#### OBJECTIVE
Your task is to print the material below exactly as presented.

+++ MATERIAL FOR THE TASK +++

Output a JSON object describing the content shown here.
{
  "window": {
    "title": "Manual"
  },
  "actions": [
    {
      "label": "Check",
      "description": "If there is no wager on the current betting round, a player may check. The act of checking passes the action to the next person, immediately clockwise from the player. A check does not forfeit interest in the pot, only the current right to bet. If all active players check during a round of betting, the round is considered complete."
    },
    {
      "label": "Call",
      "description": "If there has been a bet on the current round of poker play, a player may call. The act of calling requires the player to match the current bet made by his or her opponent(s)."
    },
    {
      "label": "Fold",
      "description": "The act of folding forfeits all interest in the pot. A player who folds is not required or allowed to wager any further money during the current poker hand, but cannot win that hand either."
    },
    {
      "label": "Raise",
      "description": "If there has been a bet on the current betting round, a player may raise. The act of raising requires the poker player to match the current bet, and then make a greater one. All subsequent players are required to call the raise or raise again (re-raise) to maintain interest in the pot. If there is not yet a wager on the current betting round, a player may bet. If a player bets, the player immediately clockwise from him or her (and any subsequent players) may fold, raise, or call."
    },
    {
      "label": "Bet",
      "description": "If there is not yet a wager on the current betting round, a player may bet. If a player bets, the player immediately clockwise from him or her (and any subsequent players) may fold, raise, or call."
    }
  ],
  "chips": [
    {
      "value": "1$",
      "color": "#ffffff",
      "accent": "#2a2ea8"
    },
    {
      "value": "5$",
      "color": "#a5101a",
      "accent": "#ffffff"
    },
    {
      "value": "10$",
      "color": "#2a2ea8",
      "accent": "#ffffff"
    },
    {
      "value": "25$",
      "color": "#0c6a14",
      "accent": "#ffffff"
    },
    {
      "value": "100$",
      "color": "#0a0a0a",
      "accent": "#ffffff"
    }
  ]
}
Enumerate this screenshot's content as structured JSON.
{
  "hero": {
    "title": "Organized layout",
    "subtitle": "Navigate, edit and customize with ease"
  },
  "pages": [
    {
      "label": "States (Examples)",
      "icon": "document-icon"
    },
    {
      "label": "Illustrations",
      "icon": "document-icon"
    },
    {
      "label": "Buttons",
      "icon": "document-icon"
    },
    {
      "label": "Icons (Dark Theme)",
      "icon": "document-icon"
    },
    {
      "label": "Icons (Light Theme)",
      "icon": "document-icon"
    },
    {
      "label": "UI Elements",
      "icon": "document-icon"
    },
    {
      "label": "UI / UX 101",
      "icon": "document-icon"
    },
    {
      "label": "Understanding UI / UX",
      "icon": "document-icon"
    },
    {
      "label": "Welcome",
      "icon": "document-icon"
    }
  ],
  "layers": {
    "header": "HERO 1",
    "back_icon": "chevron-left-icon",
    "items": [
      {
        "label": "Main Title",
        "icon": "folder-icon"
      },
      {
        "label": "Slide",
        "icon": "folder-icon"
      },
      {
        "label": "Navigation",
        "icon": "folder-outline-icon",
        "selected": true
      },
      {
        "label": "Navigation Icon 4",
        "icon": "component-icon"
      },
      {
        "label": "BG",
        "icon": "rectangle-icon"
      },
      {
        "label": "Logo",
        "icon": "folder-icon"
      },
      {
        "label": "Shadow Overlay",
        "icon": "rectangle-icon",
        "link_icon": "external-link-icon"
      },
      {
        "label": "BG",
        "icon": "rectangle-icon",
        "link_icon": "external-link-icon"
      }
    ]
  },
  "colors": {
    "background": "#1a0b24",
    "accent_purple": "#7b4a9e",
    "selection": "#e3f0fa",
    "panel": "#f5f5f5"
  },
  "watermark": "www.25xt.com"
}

+++

#### WRITTEN SOLUTION
Output a JSON object describing the content shown here.
{
  "window": {
    "title": "Manual"
  },
  "actions": [
    {
      "label": "Check",
      "description": "If there is no wager on the current betting round, a player may check. The act of checking passes the action to the next person, immediately clockwise from the player. A check does not forfeit interest in the pot, only the current right to bet. If all active players check during a round of betting, the round is considered complete."
    },
    {
      "label": "Call",
      "description": "If there has been a bet on the current round of poker play, a player may call. The act of calling requires the player to match the current bet made by his or her opponent(s)."
    },
    {
      "label": "Fold",
      "description": "The act of folding forfeits all interest in the pot. A player who folds is not required or allowed to wager any further money during the current poker hand, but cannot win that hand either."
    },
    {
      "label": "Raise",
      "description": "If there has been a bet on the current betting round, a player may raise. The act of raising requires the poker player to match the current bet, and then make a greater one. All subsequent players are required to call the raise or raise again (re-raise) to maintain interest in the pot. If there is not yet a wager on the current betting round, a player may bet. If a player bets, the player immediately clockwise from him or her (and any subsequent players) may fold, raise, or call."
    },
    {
      "label": "Bet",
      "description": "If there is not yet a wager on the current betting round, a player may bet. If a player bets, the player immediately clockwise from him or her (and any subsequent players) may fold, raise, or call."
    }
  ],
  "chips": [
    {
      "value": "1$",
      "color": "#ffffff",
      "accent": "#2a2ea8"
    },
    {
      "value": "5$",
      "color": "#a5101a",
      "accent": "#ffffff"
    },
    {
      "value": "10$",
      "color": "#2a2ea8",
      "accent": "#ffffff"
    },
    {
      "value": "25$",
      "color": "#0c6a14",
      "accent": "#ffffff"
    },
    {
      "value": "100$",
      "color": "#0a0a0a",
      "accent": "#ffffff"
    }
  ]
}
Enumerate this screenshot's content as structured JSON.
{
  "hero": {
    "title": "Organized layout",
    "subtitle": "Navigate, edit and customize with ease"
  },
  "pages": [
    {
      "label": "States (Examples)",
      "icon": "document-icon"
    },
    {
      "label": "Illustrations",
      "icon": "document-icon"
    },
    {
      "label": "Buttons",
      "icon": "document-icon"
    },
    {
      "label": "Icons (Dark Theme)",
      "icon": "document-icon"
    },
    {
      "label": "Icons (Light Theme)",
      "icon": "document-icon"
    },
    {
      "label": "UI Elements",
      "icon": "document-icon"
    },
    {
      "label": "UI / UX 101",
      "icon": "document-icon"
    },
    {
      "label": "Understanding UI / UX",
      "icon": "document-icon"
    },
    {
      "label": "Welcome",
      "icon": "document-icon"
    }
  ],
  "layers": {
    "header": "HERO 1",
    "back_icon": "chevron-left-icon",
    "items": [
      {
        "label": "Main Title",
        "icon": "folder-icon"
      },
      {
        "label": "Slide",
        "icon": "folder-icon"
      },
      {
        "label": "Navigation",
        "icon": "folder-outline-icon",
        "selected": true
      },
      {
        "label": "Navigation Icon 4",
        "icon": "component-icon"
      },
      {
        "label": "BG",
        "icon": "rectangle-icon"
      },
      {
        "label": "Logo",
        "icon": "folder-icon"
      },
      {
        "label": "Shadow Overlay",
        "icon": "rectangle-icon",
        "link_icon": "external-link-icon"
      },
      {
        "label": "BG",
        "icon": "rectangle-icon",
        "link_icon": "external-link-icon"
      }
    ]
  },
  "colors": {
    "background": "#1a0b24",
    "accent_purple": "#7b4a9e",
    "selection": "#e3f0fa",
    "panel": "#f5f5f5"
  },
  "watermark": "www.25xt.com"
}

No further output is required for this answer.